Information supplied:

## Begin

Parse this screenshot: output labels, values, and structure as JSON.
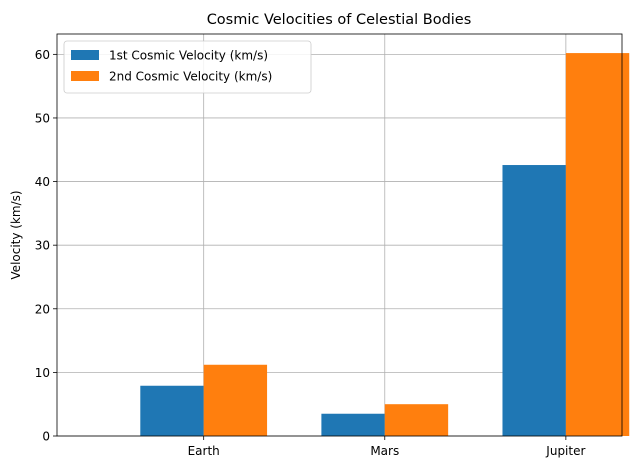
{
  "chart_data": {
    "type": "bar",
    "title": "Cosmic Velocities of Celestial Bodies",
    "xlabel": "",
    "ylabel": "Velocity (km/s)",
    "categories": [
      "Earth",
      "Mars",
      "Jupiter"
    ],
    "series": [
      {
        "name": "1st Cosmic Velocity (km/s)",
        "values": [
          7.9,
          3.5,
          42.6
        ],
        "color": "#1f77b4"
      },
      {
        "name": "2nd Cosmic Velocity (km/s)",
        "values": [
          11.2,
          5.0,
          60.2
        ],
        "color": "#ff7f0e"
      }
    ],
    "ylim": [
      0,
      63.2
    ],
    "yticks": [
      0,
      10,
      20,
      30,
      40,
      50,
      60
    ],
    "grid": true,
    "legend": "top-left"
  }
}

## End

Extract each line from the entries above that contains the string "Cosmic".

    "title": "Cosmic Velocities of Celestial Bodies",
        "name": "1st Cosmic Velocity (km/s)",
        "name": "2nd Cosmic Velocity (km/s)",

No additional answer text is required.